[[ DATASET EXTRACT open ]]

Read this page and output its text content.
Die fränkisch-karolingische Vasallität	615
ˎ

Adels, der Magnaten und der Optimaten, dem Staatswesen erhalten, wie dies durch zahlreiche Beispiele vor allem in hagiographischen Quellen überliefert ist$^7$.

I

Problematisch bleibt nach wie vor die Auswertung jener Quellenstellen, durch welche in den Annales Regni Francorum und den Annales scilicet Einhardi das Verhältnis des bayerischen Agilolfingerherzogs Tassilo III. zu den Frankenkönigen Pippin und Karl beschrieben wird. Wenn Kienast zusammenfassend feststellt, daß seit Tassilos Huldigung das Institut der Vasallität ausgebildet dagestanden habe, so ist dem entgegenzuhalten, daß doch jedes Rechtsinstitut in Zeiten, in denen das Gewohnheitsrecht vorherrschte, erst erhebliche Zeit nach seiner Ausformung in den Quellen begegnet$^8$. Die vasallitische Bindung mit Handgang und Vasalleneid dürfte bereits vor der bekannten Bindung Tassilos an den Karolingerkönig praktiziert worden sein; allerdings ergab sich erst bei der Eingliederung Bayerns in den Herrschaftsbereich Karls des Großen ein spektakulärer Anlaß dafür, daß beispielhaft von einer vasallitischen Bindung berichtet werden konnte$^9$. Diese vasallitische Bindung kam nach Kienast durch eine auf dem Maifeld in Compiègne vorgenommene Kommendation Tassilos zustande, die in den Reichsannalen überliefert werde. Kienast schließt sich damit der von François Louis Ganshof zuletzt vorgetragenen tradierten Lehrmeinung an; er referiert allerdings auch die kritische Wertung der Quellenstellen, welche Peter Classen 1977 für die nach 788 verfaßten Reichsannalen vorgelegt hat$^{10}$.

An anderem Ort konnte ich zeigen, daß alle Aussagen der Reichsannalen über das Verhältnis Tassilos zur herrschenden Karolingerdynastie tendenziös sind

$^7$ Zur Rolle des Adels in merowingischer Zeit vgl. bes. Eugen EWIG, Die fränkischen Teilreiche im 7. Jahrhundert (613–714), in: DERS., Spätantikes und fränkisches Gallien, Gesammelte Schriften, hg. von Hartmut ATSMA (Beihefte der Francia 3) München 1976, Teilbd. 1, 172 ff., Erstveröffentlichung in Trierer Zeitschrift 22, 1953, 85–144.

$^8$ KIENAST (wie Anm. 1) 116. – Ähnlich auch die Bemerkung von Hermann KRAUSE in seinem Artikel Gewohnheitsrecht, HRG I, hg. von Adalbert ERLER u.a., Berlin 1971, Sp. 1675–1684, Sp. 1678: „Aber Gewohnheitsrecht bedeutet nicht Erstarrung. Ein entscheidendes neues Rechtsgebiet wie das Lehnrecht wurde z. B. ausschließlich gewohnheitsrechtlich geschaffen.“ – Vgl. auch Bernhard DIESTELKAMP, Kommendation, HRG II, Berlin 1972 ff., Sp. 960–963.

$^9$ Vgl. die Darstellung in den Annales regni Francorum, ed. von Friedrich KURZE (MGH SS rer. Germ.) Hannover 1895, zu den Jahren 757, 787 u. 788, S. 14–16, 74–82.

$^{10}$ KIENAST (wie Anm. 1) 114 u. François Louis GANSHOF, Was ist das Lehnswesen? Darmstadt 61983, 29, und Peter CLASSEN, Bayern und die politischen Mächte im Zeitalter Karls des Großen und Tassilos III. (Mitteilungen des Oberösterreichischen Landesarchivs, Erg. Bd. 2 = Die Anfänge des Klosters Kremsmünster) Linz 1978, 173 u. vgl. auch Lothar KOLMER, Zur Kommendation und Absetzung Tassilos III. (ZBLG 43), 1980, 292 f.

[[ DATASET EXTRACT closed ]]

- WHAT IS BEING ASKED: All lines above that contain the word "durch" are to be copied.

- TASK RESULT:
Adels, der Magnaten und der Optimaten, dem Staatswesen erhalten, wie dies durch zahlreiche Beispiele vor allem in hagiographischen Quellen überliefert ist$^7$.
Problematisch bleibt nach wie vor die Auswertung jener Quellenstellen, durch welche in den Annales Regni Francorum und den Annales scilicet Einhardi das Verhältnis des bayerischen Agilolfingerherzogs Tassilo III. zu den Frankenkönigen Pippin und Karl beschrieben wird. Wenn Kienast zusammenfassend feststellt, daß seit Tassilos Huldigung das Institut der Vasallität ausgebildet dagestanden habe, so ist dem entgegenzuhalten, daß doch jedes Rechtsinstitut in Zeiten, in denen das Gewohnheitsrecht vorherrschte, erst erhebliche Zeit nach seiner Ausformung in den Quellen begegnet$^8$. Die vasallitische Bindung mit Handgang und Vasalleneid dürfte bereits vor der bekannten Bindung Tassilos an den Karolingerkönig praktiziert worden sein; allerdings ergab sich erst bei der Eingliederung Bayerns in den Herrschaftsbereich Karls des Großen ein spektakulärer Anlaß dafür, daß beispielhaft von einer vasallitischen Bindung berichtet werden konnte$^9$. Diese vasallitische Bindung kam nach Kienast durch eine auf dem Maifeld in Compiègne vorgenommene Kommendation Tassilos zustande, die in den Reichsannalen überliefert werde. Kienast schließt sich damit der von François Louis Ganshof zuletzt vorgetragenen tradierten Lehrmeinung an; er referiert allerdings auch die kritische Wertung der Quellenstellen, welche Peter Classen 1977 für die nach 788 verfaßten Reichsannalen vorgelegt hat$^{10}$.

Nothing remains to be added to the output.